● OBJECTIVE
Find the lines below that contain the word "Cadastrar" and count them. Only the number should be given.

Data entries:
********************

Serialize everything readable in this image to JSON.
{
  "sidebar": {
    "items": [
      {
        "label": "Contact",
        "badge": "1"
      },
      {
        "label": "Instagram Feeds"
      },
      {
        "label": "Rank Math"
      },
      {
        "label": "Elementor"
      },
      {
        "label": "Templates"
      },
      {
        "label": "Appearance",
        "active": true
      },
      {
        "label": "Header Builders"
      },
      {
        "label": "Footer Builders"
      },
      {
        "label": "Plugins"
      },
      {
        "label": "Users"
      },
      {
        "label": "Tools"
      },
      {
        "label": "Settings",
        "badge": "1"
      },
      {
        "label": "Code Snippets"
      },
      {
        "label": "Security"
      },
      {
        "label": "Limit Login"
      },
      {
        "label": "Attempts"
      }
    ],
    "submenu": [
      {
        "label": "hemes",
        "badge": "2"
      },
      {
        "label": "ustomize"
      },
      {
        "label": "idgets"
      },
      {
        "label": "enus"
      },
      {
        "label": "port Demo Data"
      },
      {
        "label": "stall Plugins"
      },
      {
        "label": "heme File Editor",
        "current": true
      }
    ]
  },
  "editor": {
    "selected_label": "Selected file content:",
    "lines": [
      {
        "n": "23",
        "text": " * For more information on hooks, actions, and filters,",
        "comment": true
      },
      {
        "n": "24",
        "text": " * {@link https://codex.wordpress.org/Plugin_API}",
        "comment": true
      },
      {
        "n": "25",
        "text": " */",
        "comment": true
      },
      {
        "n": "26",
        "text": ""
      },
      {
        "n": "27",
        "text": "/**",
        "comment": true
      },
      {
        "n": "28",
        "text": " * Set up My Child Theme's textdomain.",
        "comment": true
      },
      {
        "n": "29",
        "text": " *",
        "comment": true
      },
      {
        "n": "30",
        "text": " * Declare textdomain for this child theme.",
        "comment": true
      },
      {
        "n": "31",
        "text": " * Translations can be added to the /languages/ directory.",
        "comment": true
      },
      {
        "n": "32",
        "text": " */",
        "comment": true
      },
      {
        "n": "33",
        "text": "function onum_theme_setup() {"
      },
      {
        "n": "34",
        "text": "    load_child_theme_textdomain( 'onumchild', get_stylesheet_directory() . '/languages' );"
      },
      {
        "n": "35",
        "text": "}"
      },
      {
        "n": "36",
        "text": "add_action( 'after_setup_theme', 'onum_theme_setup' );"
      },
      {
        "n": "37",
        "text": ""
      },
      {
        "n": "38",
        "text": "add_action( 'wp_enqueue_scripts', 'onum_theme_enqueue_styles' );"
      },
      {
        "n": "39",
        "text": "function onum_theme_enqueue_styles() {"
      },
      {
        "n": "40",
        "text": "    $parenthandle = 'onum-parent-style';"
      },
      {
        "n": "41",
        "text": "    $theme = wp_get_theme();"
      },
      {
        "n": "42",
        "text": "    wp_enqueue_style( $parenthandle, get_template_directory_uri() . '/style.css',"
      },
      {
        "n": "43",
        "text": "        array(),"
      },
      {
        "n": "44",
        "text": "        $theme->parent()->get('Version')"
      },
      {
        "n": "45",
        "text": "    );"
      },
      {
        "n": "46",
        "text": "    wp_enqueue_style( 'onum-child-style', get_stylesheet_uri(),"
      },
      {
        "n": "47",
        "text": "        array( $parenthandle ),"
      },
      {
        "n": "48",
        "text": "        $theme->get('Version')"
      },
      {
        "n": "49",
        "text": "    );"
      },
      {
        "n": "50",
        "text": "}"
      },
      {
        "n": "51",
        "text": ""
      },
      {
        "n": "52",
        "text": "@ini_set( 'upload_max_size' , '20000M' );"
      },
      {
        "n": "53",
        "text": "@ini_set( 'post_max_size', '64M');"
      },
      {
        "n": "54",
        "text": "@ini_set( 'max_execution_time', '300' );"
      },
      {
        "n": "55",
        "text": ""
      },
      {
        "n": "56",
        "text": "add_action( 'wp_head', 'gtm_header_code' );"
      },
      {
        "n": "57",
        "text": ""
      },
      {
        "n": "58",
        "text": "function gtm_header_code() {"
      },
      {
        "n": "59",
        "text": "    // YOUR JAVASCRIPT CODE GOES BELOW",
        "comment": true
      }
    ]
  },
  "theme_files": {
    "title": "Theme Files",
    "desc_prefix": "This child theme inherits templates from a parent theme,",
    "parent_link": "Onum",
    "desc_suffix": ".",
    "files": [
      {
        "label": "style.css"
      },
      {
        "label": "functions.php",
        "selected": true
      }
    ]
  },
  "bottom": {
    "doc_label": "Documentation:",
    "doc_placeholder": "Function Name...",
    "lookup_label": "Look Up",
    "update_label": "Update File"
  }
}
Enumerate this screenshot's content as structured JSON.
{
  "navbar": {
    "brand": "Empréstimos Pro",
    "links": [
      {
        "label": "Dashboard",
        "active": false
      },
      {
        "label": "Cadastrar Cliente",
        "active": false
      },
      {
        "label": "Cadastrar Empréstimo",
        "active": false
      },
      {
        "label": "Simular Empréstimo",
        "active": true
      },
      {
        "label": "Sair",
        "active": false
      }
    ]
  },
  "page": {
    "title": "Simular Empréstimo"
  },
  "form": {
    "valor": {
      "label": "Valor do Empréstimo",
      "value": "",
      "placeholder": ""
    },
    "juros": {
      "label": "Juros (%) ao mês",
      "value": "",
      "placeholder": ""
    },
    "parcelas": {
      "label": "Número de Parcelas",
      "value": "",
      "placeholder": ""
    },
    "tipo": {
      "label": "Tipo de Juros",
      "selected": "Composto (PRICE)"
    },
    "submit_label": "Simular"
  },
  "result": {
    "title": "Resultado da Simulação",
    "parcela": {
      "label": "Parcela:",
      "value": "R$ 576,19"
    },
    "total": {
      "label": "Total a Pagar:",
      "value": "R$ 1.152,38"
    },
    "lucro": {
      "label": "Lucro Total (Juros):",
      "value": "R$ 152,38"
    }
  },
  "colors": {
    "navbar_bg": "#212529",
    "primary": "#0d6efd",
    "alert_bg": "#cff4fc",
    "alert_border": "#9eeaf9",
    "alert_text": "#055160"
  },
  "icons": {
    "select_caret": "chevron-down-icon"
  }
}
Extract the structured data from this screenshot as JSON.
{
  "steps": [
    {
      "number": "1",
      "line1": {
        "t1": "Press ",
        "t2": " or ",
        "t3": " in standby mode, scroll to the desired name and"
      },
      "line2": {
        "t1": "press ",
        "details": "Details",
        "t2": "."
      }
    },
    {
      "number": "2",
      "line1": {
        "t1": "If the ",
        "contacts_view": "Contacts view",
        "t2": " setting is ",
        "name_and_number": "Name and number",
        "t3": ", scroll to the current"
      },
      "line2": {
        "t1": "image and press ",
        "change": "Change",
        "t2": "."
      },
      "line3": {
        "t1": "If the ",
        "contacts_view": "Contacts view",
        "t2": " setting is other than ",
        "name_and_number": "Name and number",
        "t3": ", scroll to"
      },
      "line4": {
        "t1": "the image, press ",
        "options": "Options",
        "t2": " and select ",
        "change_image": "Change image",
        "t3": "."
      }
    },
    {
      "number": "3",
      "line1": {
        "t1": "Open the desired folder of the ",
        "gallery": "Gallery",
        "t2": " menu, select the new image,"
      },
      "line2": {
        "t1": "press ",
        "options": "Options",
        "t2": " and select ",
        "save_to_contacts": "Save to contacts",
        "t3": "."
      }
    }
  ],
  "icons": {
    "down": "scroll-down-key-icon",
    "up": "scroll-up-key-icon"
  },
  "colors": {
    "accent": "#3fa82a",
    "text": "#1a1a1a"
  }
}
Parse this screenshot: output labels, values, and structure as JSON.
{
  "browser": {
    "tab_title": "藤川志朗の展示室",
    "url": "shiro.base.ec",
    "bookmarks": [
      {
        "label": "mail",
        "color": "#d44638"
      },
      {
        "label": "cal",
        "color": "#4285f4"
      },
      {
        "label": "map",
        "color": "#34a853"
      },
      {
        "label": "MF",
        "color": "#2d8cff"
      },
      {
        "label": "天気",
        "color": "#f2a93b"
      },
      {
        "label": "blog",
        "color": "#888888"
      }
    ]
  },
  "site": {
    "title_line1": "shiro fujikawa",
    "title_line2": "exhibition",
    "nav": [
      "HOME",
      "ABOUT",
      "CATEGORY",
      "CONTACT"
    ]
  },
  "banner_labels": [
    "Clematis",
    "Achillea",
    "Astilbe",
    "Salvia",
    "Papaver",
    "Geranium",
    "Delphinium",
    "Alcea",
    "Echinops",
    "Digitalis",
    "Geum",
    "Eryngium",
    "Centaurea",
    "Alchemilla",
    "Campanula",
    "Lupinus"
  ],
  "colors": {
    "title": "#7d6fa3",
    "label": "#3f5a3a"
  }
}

********************

● REPLY
2